Copy the records below exactly as they appear.
* BEGIN INPUT ROWS *
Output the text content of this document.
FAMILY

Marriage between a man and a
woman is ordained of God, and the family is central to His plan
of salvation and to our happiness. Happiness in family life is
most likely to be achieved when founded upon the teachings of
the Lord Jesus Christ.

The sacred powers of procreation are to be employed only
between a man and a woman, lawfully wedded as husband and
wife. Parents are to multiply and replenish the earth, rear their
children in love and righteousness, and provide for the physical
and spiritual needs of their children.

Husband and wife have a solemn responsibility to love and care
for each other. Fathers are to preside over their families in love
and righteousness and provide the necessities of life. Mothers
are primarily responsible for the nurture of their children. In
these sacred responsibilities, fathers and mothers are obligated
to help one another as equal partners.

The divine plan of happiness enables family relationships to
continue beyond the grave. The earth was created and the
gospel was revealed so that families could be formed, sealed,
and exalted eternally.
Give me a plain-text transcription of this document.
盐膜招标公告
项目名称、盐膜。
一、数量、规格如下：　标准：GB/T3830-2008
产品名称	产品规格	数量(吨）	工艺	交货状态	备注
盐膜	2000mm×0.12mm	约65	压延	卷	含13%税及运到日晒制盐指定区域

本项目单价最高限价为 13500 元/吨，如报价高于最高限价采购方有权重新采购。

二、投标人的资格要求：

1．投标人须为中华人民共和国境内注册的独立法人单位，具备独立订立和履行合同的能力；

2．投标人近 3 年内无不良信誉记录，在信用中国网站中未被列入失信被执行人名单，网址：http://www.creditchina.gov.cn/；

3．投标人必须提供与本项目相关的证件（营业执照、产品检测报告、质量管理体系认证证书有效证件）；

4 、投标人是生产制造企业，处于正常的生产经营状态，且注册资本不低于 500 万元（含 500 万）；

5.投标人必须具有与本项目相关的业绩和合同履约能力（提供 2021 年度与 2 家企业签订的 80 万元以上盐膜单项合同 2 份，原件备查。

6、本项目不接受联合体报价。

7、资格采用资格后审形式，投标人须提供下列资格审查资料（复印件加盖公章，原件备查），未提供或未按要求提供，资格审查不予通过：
* END INPUT ROWS *
**RESULT OF THE TASK:**
Output the text content of this document.
FAMILY

Marriage between a man and a
woman is ordained of God, and the family is central to His plan
of salvation and to our happiness. Happiness in family life is
most likely to be achieved when founded upon the teachings of
the Lord Jesus Christ.

The sacred powers of procreation are to be employed only
between a man and a woman, lawfully wedded as husband and
wife. Parents are to multiply and replenish the earth, rear their
children in love and righteousness, and provide for the physical
and spiritual needs of their children.

Husband and wife have a solemn responsibility to love and care
for each other. Fathers are to preside over their families in love
and righteousness and provide the necessities of life. Mothers
are primarily responsible for the nurture of their children. In
these sacred responsibilities, fathers and mothers are obligated
to help one another as equal partners.

The divine plan of happiness enables family relationships to
continue beyond the grave. The earth was created and the
gospel was revealed so that families could be formed, sealed,
and exalted eternally.
Give me a plain-text transcription of this document.
盐膜招标公告
项目名称、盐膜。
一、数量、规格如下：　标准：GB/T3830-2008
产品名称	产品规格	数量(吨）	工艺	交货状态	备注
盐膜	2000mm×0.12mm	约65	压延	卷	含13%税及运到日晒制盐指定区域

本项目单价最高限价为 13500 元/吨，如报价高于最高限价采购方有权重新采购。

二、投标人的资格要求：

1．投标人须为中华人民共和国境内注册的独立法人单位，具备独立订立和履行合同的能力；

2．投标人近 3 年内无不良信誉记录，在信用中国网站中未被列入失信被执行人名单，网址：http://www.creditchina.gov.cn/；

3．投标人必须提供与本项目相关的证件（营业执照、产品检测报告、质量管理体系认证证书有效证件）；

4 、投标人是生产制造企业，处于正常的生产经营状态，且注册资本不低于 500 万元（含 500 万）；

5.投标人必须具有与本项目相关的业绩和合同履约能力（提供 2021 年度与 2 家企业签订的 80 万元以上盐膜单项合同 2 份，原件备查。

6、本项目不接受联合体报价。

7、资格采用资格后审形式，投标人须提供下列资格审查资料（复印件加盖公章，原件备查），未提供或未按要求提供，资格审查不予通过：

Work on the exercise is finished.